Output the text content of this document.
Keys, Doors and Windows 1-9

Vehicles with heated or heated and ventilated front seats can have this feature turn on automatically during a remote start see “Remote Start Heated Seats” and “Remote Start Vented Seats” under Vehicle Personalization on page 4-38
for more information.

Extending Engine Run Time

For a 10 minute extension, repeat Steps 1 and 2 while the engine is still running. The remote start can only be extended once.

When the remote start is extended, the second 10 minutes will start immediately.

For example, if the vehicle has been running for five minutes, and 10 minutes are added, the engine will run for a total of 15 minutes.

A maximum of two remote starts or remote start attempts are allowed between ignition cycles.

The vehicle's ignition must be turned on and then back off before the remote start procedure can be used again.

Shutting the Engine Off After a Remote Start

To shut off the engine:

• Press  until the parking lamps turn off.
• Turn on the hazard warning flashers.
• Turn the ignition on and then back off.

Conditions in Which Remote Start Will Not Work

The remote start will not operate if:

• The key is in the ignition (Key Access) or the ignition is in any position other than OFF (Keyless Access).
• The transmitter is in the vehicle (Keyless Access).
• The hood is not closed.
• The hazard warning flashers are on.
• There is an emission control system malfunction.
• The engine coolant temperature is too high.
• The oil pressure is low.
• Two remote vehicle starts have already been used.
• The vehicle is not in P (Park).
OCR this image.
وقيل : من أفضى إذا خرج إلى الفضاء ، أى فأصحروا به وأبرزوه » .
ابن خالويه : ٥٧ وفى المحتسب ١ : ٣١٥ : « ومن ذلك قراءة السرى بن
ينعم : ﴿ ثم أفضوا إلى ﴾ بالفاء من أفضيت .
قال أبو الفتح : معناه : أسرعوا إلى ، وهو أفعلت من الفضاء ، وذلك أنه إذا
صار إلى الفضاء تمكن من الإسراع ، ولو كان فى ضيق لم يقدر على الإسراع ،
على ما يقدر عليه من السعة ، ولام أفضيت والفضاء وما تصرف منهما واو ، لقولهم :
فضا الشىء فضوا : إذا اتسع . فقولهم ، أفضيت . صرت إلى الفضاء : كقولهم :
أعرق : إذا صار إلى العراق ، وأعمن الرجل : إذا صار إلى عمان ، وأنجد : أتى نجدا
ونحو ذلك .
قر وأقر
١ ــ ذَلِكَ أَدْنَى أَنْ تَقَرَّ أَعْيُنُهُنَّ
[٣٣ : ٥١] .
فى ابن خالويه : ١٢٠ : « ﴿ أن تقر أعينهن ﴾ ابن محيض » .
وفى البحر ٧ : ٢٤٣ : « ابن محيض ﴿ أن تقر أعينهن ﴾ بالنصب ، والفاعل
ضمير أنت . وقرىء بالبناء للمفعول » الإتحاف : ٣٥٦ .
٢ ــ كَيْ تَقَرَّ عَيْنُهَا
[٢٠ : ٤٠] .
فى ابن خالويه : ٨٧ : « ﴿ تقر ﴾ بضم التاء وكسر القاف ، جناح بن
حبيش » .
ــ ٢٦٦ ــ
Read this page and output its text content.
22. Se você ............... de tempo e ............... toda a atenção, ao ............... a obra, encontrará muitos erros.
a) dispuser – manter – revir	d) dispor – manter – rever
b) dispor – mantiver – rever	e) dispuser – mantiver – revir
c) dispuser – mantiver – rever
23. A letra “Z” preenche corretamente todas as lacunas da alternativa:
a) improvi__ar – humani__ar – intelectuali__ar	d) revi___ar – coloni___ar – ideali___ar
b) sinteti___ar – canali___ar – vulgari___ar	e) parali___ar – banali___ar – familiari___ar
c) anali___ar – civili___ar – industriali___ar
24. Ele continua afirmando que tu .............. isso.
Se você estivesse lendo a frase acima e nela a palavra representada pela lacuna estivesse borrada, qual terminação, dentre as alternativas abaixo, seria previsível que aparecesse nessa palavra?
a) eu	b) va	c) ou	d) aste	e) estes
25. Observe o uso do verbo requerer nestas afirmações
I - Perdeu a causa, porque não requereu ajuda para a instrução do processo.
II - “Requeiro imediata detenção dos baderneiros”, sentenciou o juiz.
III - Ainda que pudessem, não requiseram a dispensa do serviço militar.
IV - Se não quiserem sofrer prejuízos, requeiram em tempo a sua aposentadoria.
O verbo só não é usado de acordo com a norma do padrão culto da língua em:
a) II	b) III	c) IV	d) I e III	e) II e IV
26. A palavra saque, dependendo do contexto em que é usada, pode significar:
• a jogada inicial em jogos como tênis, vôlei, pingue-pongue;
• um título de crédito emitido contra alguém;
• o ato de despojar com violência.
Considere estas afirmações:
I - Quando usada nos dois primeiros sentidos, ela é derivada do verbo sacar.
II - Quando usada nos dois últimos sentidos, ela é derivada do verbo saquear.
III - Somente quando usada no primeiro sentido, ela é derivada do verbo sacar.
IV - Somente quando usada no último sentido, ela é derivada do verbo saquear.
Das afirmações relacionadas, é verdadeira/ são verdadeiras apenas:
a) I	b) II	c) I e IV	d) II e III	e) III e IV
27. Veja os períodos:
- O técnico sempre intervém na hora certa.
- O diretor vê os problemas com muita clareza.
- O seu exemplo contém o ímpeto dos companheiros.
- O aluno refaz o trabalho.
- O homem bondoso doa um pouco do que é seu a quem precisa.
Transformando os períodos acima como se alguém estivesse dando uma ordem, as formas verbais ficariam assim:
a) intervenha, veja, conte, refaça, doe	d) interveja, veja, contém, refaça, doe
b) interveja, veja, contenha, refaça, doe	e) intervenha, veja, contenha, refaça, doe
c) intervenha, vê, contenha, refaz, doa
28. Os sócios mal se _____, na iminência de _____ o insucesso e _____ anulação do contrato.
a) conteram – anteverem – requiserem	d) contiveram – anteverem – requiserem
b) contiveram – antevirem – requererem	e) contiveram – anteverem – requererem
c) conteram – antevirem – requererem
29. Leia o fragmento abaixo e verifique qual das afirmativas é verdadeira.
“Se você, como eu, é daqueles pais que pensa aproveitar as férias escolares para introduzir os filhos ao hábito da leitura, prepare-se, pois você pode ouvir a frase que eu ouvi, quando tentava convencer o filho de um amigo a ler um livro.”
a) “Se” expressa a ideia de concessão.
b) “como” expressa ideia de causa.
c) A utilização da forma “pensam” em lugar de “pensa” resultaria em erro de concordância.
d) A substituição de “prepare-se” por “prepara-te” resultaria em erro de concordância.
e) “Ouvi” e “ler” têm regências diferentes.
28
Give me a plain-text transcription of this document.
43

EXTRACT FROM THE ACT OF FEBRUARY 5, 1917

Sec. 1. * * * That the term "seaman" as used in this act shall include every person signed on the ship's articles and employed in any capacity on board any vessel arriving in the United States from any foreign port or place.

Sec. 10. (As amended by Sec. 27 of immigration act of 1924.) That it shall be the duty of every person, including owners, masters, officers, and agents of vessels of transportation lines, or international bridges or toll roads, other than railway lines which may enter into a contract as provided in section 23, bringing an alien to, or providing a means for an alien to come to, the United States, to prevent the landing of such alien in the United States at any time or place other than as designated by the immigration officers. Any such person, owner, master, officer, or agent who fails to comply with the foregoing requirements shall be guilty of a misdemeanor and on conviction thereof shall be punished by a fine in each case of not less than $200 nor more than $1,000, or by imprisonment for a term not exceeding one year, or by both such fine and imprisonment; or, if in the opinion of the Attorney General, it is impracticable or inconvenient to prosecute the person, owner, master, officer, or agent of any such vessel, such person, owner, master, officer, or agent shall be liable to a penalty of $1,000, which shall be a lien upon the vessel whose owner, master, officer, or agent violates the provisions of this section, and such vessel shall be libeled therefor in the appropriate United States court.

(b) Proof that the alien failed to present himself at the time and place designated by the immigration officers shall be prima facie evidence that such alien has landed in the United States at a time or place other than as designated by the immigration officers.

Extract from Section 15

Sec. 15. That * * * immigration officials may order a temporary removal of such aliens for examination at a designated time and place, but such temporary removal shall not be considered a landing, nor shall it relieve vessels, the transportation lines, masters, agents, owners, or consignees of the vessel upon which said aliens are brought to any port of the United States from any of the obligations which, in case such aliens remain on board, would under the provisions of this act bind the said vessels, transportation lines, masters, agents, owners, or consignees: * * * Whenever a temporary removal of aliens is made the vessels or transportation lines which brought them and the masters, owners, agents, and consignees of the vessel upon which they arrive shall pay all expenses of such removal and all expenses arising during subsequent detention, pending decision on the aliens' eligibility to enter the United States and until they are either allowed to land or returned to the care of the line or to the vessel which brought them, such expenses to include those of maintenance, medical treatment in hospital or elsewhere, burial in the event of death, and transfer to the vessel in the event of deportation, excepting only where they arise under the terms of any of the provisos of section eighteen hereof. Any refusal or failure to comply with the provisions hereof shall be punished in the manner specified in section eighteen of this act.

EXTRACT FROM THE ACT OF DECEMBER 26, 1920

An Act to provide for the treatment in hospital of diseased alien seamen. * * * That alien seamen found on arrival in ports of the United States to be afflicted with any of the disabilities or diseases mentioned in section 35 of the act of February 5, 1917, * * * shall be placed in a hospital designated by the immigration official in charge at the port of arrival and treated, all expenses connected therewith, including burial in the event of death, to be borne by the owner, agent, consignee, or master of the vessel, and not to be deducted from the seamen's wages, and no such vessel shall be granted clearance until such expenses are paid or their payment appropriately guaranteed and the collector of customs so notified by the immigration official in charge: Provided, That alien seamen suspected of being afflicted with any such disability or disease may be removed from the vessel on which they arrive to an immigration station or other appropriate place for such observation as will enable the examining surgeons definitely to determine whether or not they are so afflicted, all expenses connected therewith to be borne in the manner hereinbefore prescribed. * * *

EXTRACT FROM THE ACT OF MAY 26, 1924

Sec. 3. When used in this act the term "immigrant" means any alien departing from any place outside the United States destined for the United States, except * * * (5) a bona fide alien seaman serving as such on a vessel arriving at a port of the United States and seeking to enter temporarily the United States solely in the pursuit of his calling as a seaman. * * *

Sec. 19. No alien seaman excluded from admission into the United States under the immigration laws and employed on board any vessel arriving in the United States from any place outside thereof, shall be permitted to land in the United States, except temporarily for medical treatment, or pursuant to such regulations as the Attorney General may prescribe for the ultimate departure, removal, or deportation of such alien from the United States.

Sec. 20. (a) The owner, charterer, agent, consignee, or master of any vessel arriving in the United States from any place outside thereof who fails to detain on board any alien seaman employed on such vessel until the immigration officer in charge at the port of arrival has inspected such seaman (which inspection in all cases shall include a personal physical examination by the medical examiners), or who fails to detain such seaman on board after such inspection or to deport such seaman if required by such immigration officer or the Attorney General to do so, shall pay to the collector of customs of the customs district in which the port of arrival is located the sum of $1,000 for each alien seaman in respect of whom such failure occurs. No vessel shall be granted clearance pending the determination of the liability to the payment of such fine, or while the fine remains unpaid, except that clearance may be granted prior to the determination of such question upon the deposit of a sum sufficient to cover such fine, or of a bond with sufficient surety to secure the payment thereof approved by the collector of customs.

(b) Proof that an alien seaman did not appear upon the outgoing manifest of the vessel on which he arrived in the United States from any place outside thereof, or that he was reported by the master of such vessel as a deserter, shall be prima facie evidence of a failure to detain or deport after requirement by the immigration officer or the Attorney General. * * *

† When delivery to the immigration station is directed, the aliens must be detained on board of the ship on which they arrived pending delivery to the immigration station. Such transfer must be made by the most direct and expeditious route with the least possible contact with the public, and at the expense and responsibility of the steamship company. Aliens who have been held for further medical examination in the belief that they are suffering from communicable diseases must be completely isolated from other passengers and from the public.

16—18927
────────────────────
**Do this:**
Every line that holds the word "concordância" should be extracted.

**The solution:**
c) A utilização da forma “pensam” em lugar de “pensa” resultaria em erro de concordância.
d) A substituição de “prepare-se” por “prepara-te” resultaria em erro de concordância.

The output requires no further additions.